____ Given records

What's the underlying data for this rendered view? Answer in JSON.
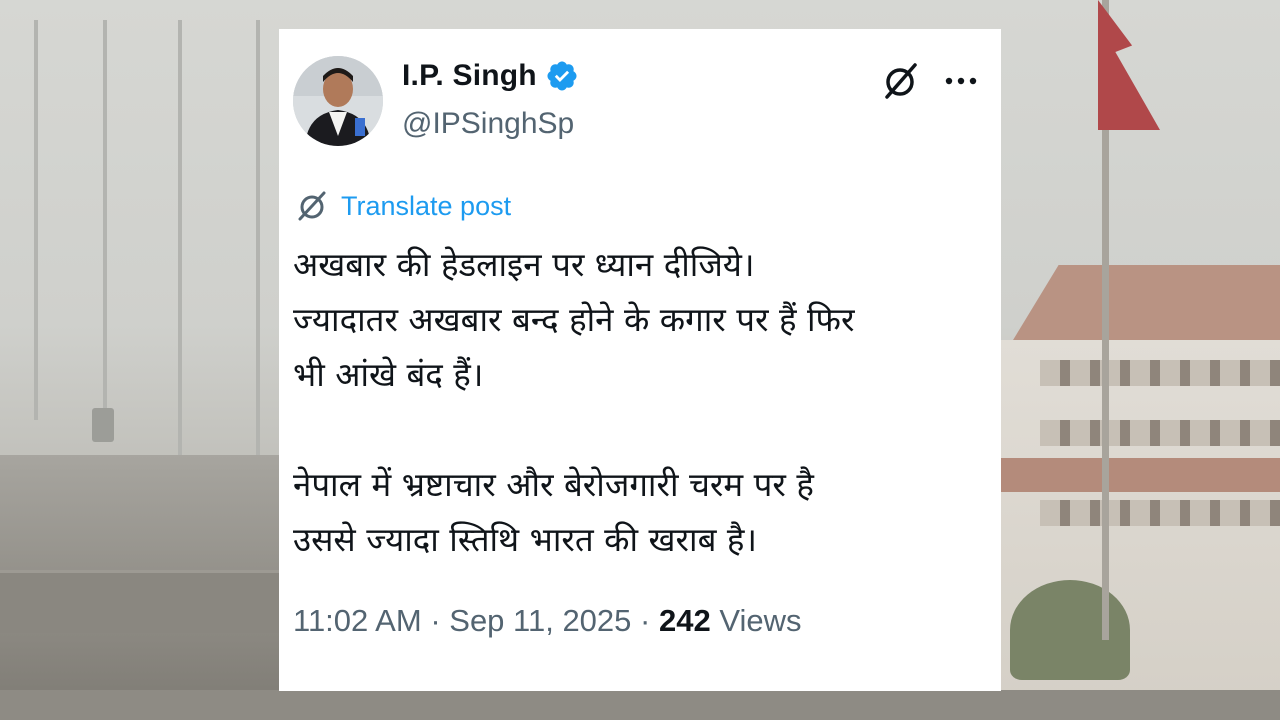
{
  "tweet": {
    "author_name": "I.P. Singh",
    "handle": "@IPSinghSp",
    "translate_label": "Translate post",
    "body_paragraphs": [
      [
        "अखबार की हेडलाइन पर ध्यान दीजिये।",
        "ज्यादातर अखबार बन्द होने के कगार पर हैं फिर",
        "भी आंखे बंद हैं।"
      ],
      [
        "नेपाल में भ्रष्टाचार और बेरोजगारी चरम पर है",
        "उससे ज्यादा स्तिथि भारत की खराब है।"
      ]
    ],
    "time": "11:02 AM",
    "date": "Sep 11, 2025",
    "separator": "·",
    "views_count": "242",
    "views_label": "Views",
    "icons": {
      "verified": "verified-badge-icon",
      "grok": "grok-icon",
      "more": "more-options-icon",
      "translate": "translate-icon"
    }
  },
  "colors": {
    "accent": "#1d9bf0",
    "text_primary": "#0f1419",
    "text_secondary": "#536471",
    "card_background": "#ffffff"
  }
}
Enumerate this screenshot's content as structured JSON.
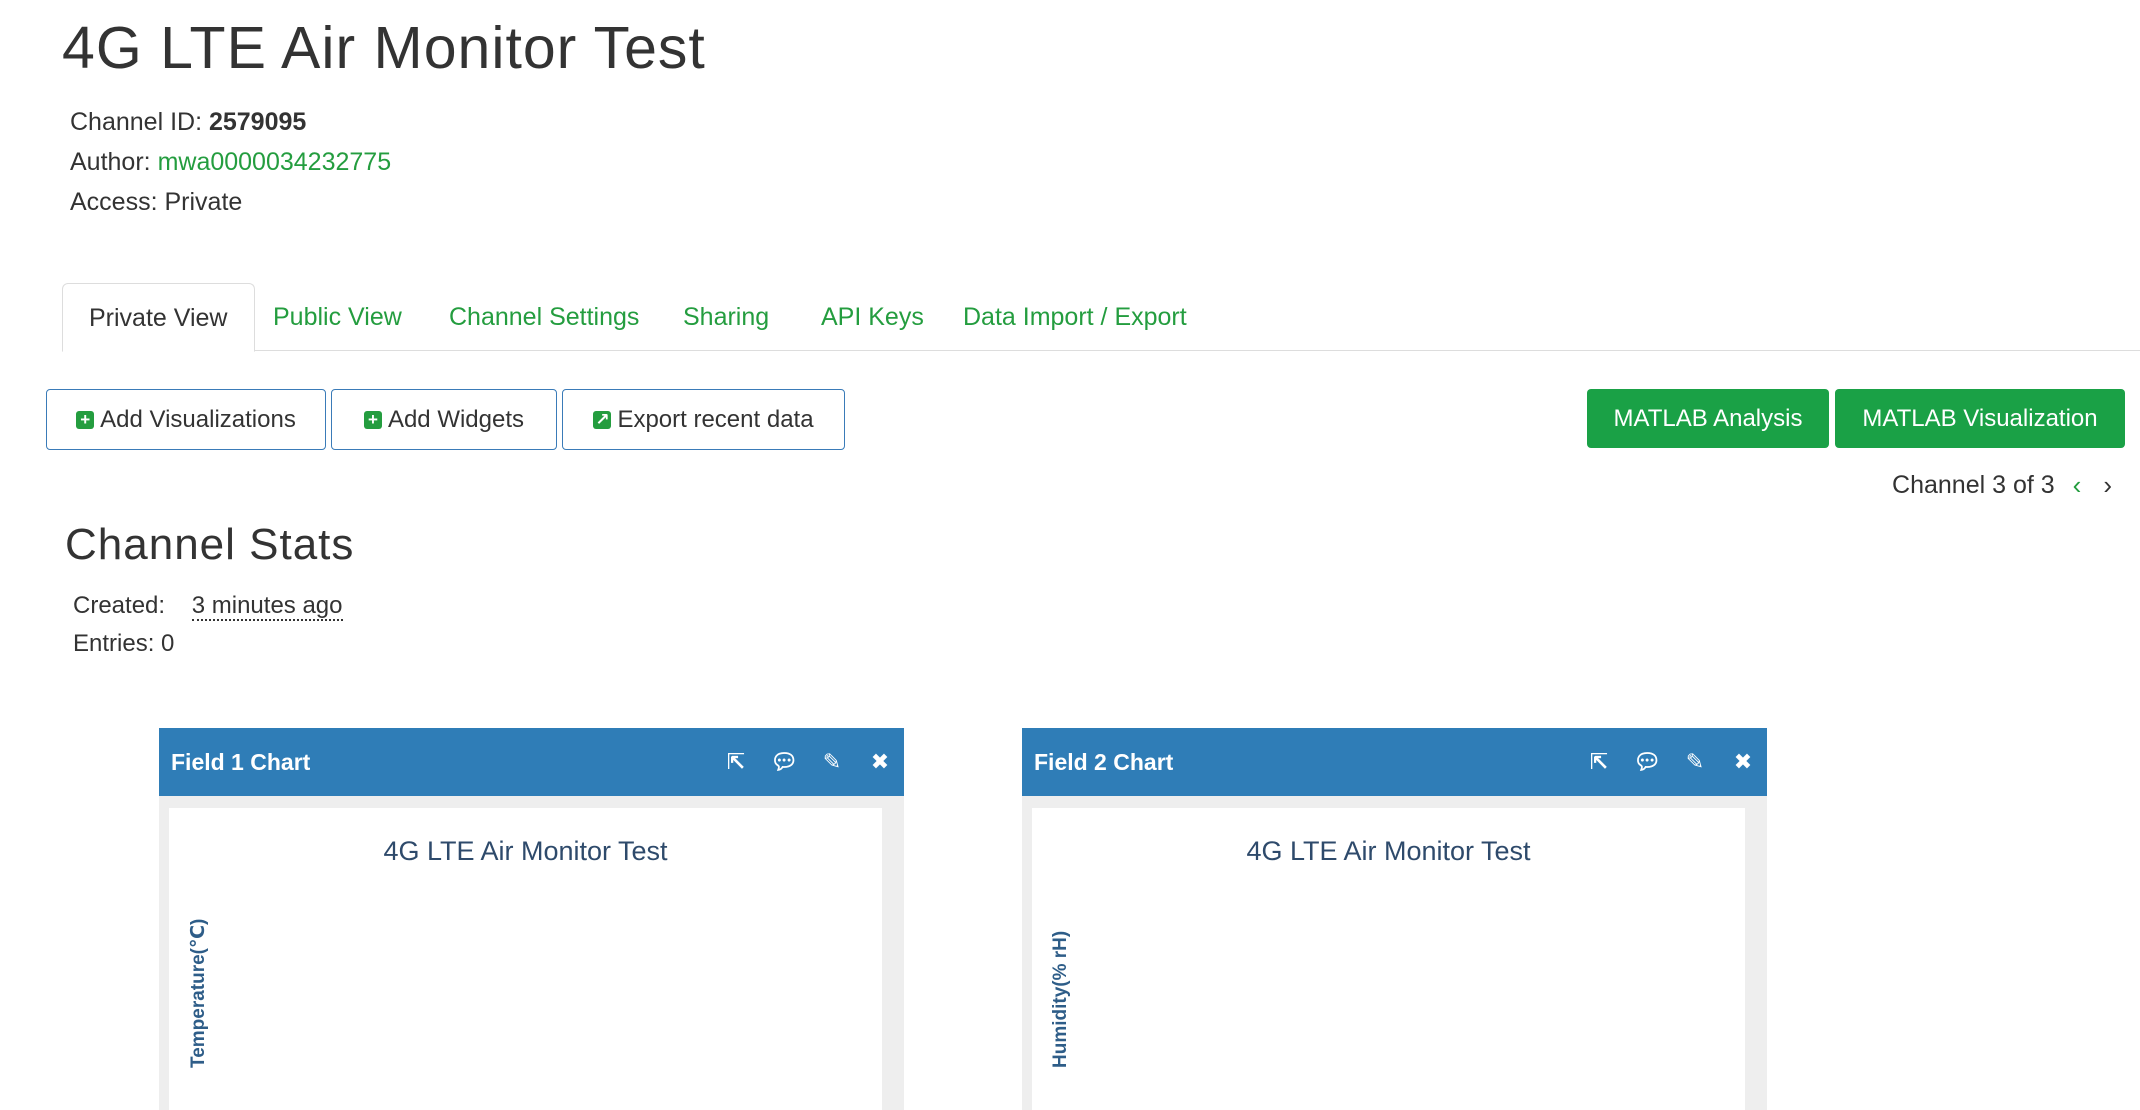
{
  "header": {
    "title": "4G LTE Air Monitor Test",
    "channel_id_label": "Channel ID: ",
    "channel_id_value": "2579095",
    "author_label": "Author: ",
    "author_value": "mwa0000034232775",
    "access_label": "Access: ",
    "access_value": "Private"
  },
  "tabs": [
    {
      "label": "Private View",
      "active": true
    },
    {
      "label": "Public View"
    },
    {
      "label": "Channel Settings"
    },
    {
      "label": "Sharing"
    },
    {
      "label": "API Keys"
    },
    {
      "label": "Data Import / Export"
    }
  ],
  "actions": {
    "add_visualizations": "Add Visualizations",
    "add_widgets": "Add Widgets",
    "export_recent": "Export recent data",
    "matlab_analysis": "MATLAB Analysis",
    "matlab_visualization": "MATLAB Visualization"
  },
  "channel_nav": {
    "text": "Channel 3 of 3",
    "prev_glyph": "‹",
    "next_glyph": "›"
  },
  "stats": {
    "title": "Channel Stats",
    "created_label": "Created:",
    "created_value": "3 minutes ago",
    "entries_label": "Entries: ",
    "entries_value": "0"
  },
  "panels": [
    {
      "name": "Field 1 Chart",
      "chart_title": "4G LTE Air Monitor Test",
      "y_label": "Temperature(℃)"
    },
    {
      "name": "Field 2 Chart",
      "chart_title": "4G LTE Air Monitor Test",
      "y_label": "Humidity(% rH)"
    }
  ],
  "colors": {
    "accent_green": "#249d3f",
    "button_green": "#1aa146",
    "panel_blue": "#2f7db7"
  }
}
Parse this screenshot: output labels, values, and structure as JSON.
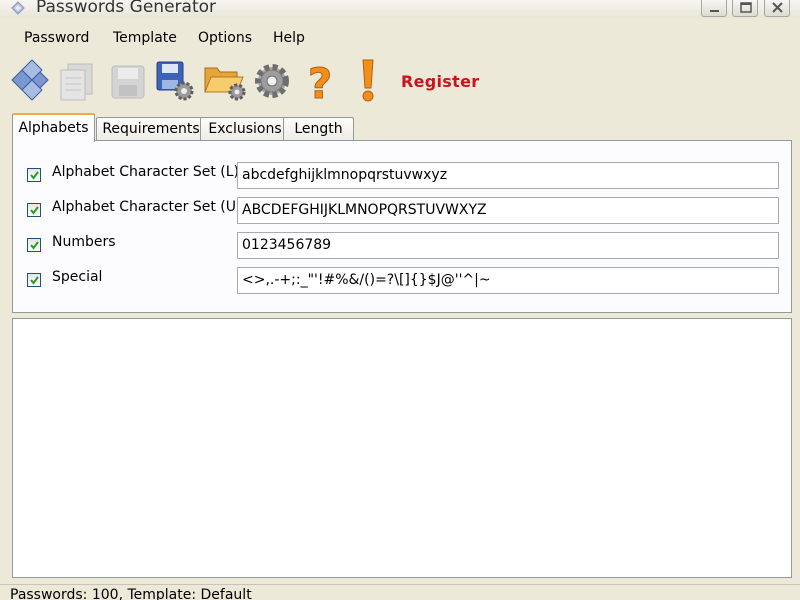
{
  "window": {
    "title": "Passwords Generator"
  },
  "menu": [
    "Password",
    "Template",
    "Options",
    "Help"
  ],
  "toolbar": {
    "icons": [
      "generate-icon",
      "copy-icon",
      "save-icon",
      "save-settings-icon",
      "open-folder-icon",
      "settings-gear-icon",
      "help-icon",
      "register-icon"
    ],
    "register_label": "Register"
  },
  "tabs": [
    "Alphabets",
    "Requirements",
    "Exclusions",
    "Length"
  ],
  "active_tab": "Alphabets",
  "alphabets": [
    {
      "label": "Alphabet Character Set (L)",
      "checked": true,
      "value": "abcdefghijklmnopqrstuvwxyz"
    },
    {
      "label": "Alphabet Character Set (U)",
      "checked": true,
      "value": "ABCDEFGHIJKLMNOPQRSTUVWXYZ"
    },
    {
      "label": "Numbers",
      "checked": true,
      "value": "0123456789"
    },
    {
      "label": "Special",
      "checked": true,
      "value": "<>,.-+;:_\"'!#%&/()=?\\[]{}$J@''^|~"
    }
  ],
  "output": {
    "text": ""
  },
  "status": "Passwords: 100, Template: Default",
  "colors": {
    "register": "#c8141e",
    "active_tab_accent": "#f0a848",
    "window_bg": "#ece9d8"
  }
}
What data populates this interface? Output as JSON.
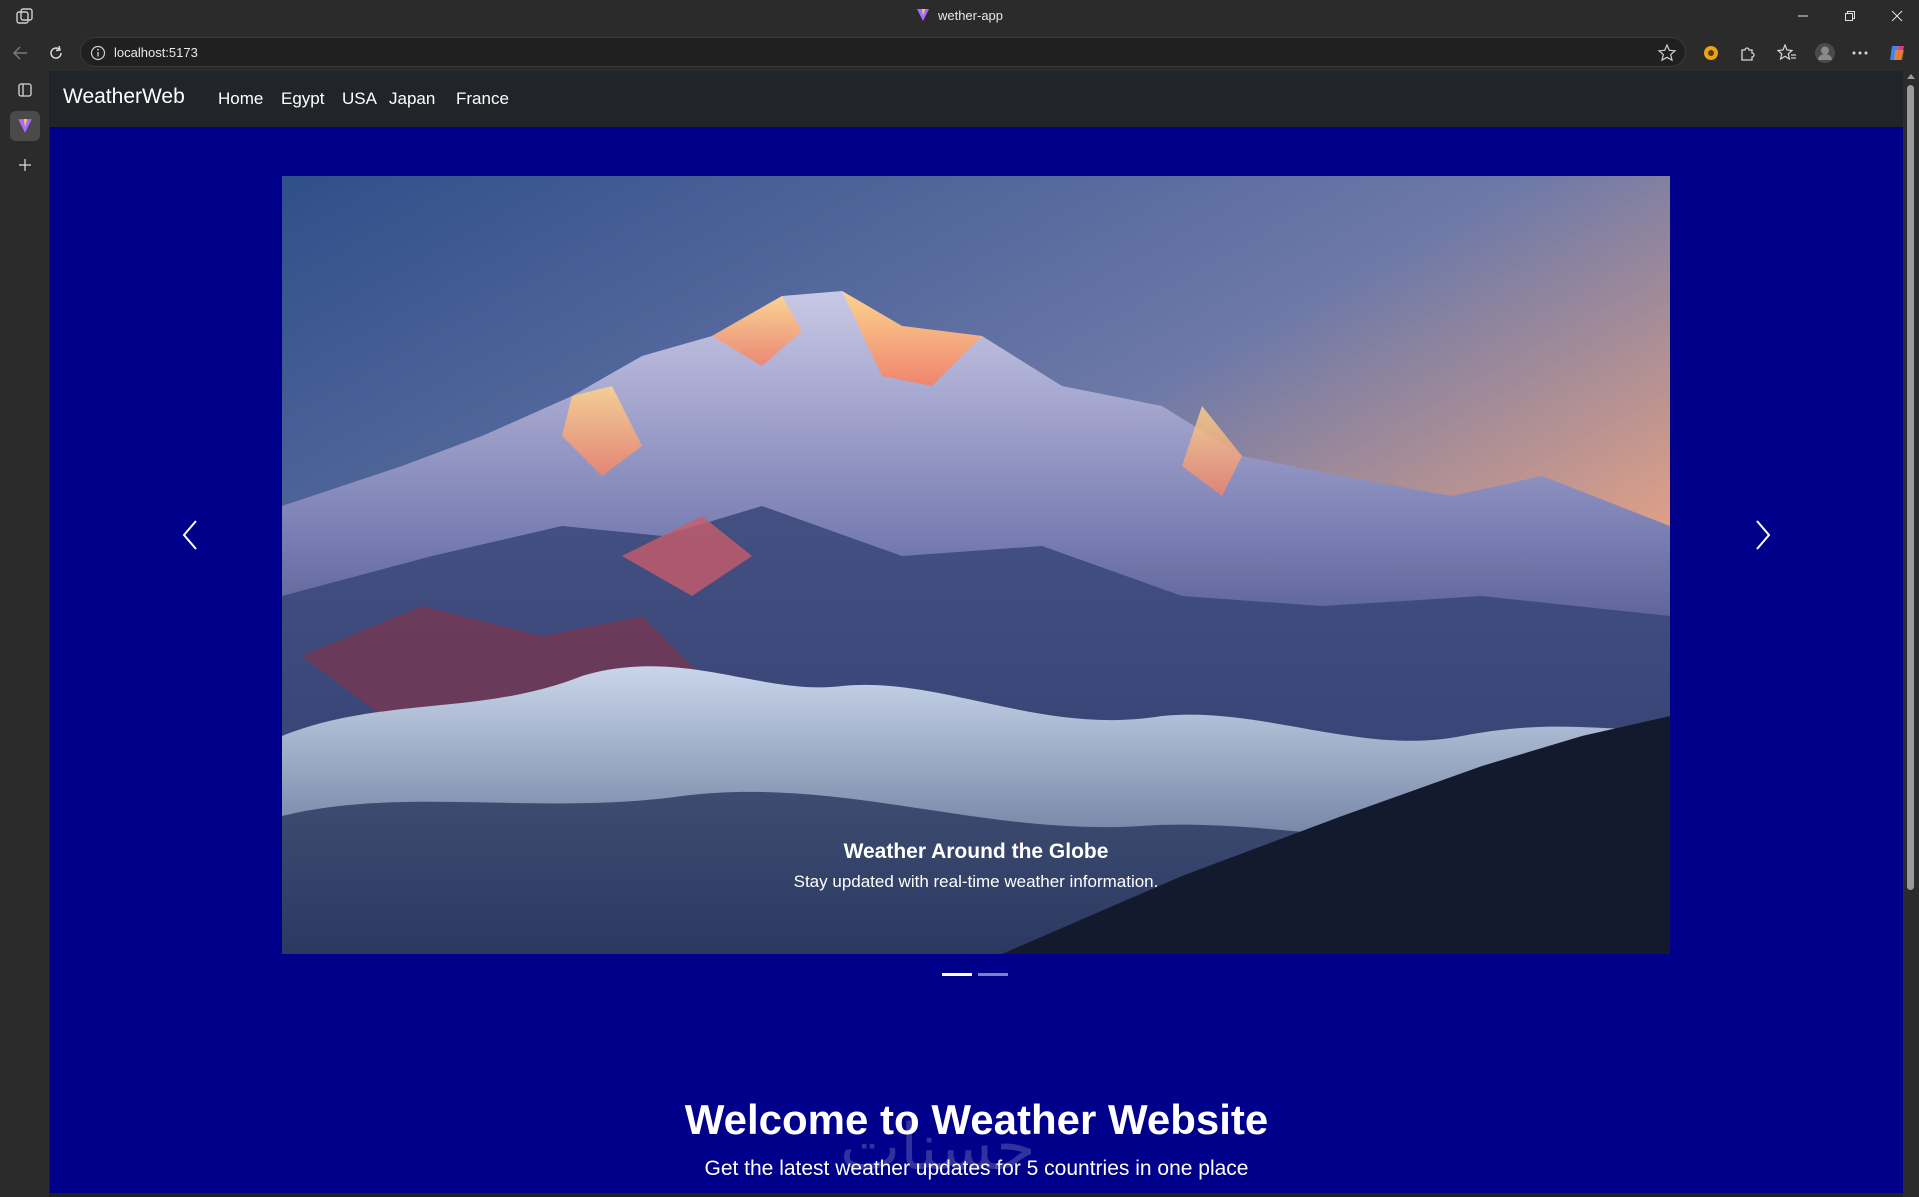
{
  "browser": {
    "tab_title": "wether-app",
    "url": "localhost:5173",
    "icons": {
      "workspaces": "workspaces-icon",
      "back": "back-arrow-icon",
      "refresh": "refresh-icon",
      "info": "site-info-icon",
      "favorite": "star-icon",
      "extension_1": "copilot-extension-icon",
      "extension_2": "extensions-puzzle-icon",
      "favorites": "favorites-icon",
      "profile": "profile-avatar",
      "more": "more-dots-icon",
      "copilot": "copilot-icon"
    },
    "window_controls": [
      "minimize",
      "restore",
      "close"
    ]
  },
  "navbar": {
    "brand": "WeatherWeb",
    "links": [
      "Home",
      "Egypt",
      "USA",
      "Japan",
      "France"
    ],
    "bg_color": "#212529"
  },
  "carousel": {
    "caption_title": "Weather Around the Globe",
    "caption_text": "Stay updated with real-time weather information.",
    "slide_count": 2,
    "active_slide": 1
  },
  "hero": {
    "title": "Welcome to Weather Website",
    "subtitle": "Get the latest weather updates for 5 countries in one place",
    "watermark": "حسنات"
  },
  "colors": {
    "page_bg": "#00008b",
    "text": "#ffffff"
  }
}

________

§ **Aim of the task**:
All entries must be written out again exactly as given, with no pictures in the copy.

§ **Correct answer**:
What's the underlying data for this rendered view? Answer in JSON.
{
  "tweet": {
    "author_name": "I.P. Singh",
    "handle": "@IPSinghSp",
    "translate_label": "Translate post",
    "body_paragraphs": [
      [
        "अखबार की हेडलाइन पर ध्यान दीजिये।",
        "ज्यादातर अखबार बन्द होने के कगार पर हैं फिर",
        "भी आंखे बंद हैं।"
      ],
      [
        "नेपाल में भ्रष्टाचार और बेरोजगारी चरम पर है",
        "उससे ज्यादा स्तिथि भारत की खराब है।"
      ]
    ],
    "time": "11:02 AM",
    "date": "Sep 11, 2025",
    "separator": "·",
    "views_count": "242",
    "views_label": "Views",
    "icons": {
      "verified": "verified-badge-icon",
      "grok": "grok-icon",
      "more": "more-options-icon",
      "translate": "translate-icon"
    }
  },
  "colors": {
    "accent": "#1d9bf0",
    "text_primary": "#0f1419",
    "text_secondary": "#536471",
    "card_background": "#ffffff"
  }
}
Enumerate this screenshot's content as structured JSON.
{
  "header": {
    "title": "4G LTE Air Monitor Test",
    "channel_id_label": "Channel ID: ",
    "channel_id_value": "2579095",
    "author_label": "Author: ",
    "author_value": "mwa0000034232775",
    "access_label": "Access: ",
    "access_value": "Private"
  },
  "tabs": [
    {
      "label": "Private View",
      "active": true
    },
    {
      "label": "Public View"
    },
    {
      "label": "Channel Settings"
    },
    {
      "label": "Sharing"
    },
    {
      "label": "API Keys"
    },
    {
      "label": "Data Import / Export"
    }
  ],
  "actions": {
    "add_visualizations": "Add Visualizations",
    "add_widgets": "Add Widgets",
    "export_recent": "Export recent data",
    "matlab_analysis": "MATLAB Analysis",
    "matlab_visualization": "MATLAB Visualization"
  },
  "channel_nav": {
    "text": "Channel 3 of 3",
    "prev_glyph": "‹",
    "next_glyph": "›"
  },
  "stats": {
    "title": "Channel Stats",
    "created_label": "Created:",
    "created_value": "3 minutes ago",
    "entries_label": "Entries: ",
    "entries_value": "0"
  },
  "panels": [
    {
      "name": "Field 1 Chart",
      "chart_title": "4G LTE Air Monitor Test",
      "y_label": "Temperature(℃)"
    },
    {
      "name": "Field 2 Chart",
      "chart_title": "4G LTE Air Monitor Test",
      "y_label": "Humidity(% rH)"
    }
  ],
  "colors": {
    "accent_green": "#249d3f",
    "button_green": "#1aa146",
    "panel_blue": "#2f7db7"
  }
}
Parse this screenshot: output labels, values, and structure as JSON.
{
  "window": {
    "title": "Passwords Generator"
  },
  "menu": [
    "Password",
    "Template",
    "Options",
    "Help"
  ],
  "toolbar": {
    "icons": [
      "generate-icon",
      "copy-icon",
      "save-icon",
      "save-settings-icon",
      "open-folder-icon",
      "settings-gear-icon",
      "help-icon",
      "register-icon"
    ],
    "register_label": "Register"
  },
  "tabs": [
    "Alphabets",
    "Requirements",
    "Exclusions",
    "Length"
  ],
  "active_tab": "Alphabets",
  "alphabets": [
    {
      "label": "Alphabet Character Set (L)",
      "checked": true,
      "value": "abcdefghijklmnopqrstuvwxyz"
    },
    {
      "label": "Alphabet Character Set (U)",
      "checked": true,
      "value": "ABCDEFGHIJKLMNOPQRSTUVWXYZ"
    },
    {
      "label": "Numbers",
      "checked": true,
      "value": "0123456789"
    },
    {
      "label": "Special",
      "checked": true,
      "value": "<>,.-+;:_\"'!#%&/()=?\\[]{}$J@''^|~"
    }
  ],
  "output": {
    "text": ""
  },
  "status": "Passwords: 100, Template: Default",
  "colors": {
    "register": "#c8141e",
    "active_tab_accent": "#f0a848",
    "window_bg": "#ece9d8"
  }
}
What data populates this interface? Output as JSON.
{
  "browser": {
    "tab_title": "wether-app",
    "url": "localhost:5173",
    "icons": {
      "workspaces": "workspaces-icon",
      "back": "back-arrow-icon",
      "refresh": "refresh-icon",
      "info": "site-info-icon",
      "favorite": "star-icon",
      "extension_1": "copilot-extension-icon",
      "extension_2": "extensions-puzzle-icon",
      "favorites": "favorites-icon",
      "profile": "profile-avatar",
      "more": "more-dots-icon",
      "copilot": "copilot-icon"
    },
    "window_controls": [
      "minimize",
      "restore",
      "close"
    ]
  },
  "navbar": {
    "brand": "WeatherWeb",
    "links": [
      "Home",
      "Egypt",
      "USA",
      "Japan",
      "France"
    ],
    "bg_color": "#212529"
  },
  "carousel": {
    "caption_title": "Weather Around the Globe",
    "caption_text": "Stay updated with real-time weather information.",
    "slide_count": 2,
    "active_slide": 1
  },
  "hero": {
    "title": "Welcome to Weather Website",
    "subtitle": "Get the latest weather updates for 5 countries in one place",
    "watermark": "حسنات"
  },
  "colors": {
    "page_bg": "#00008b",
    "text": "#ffffff"
  }
}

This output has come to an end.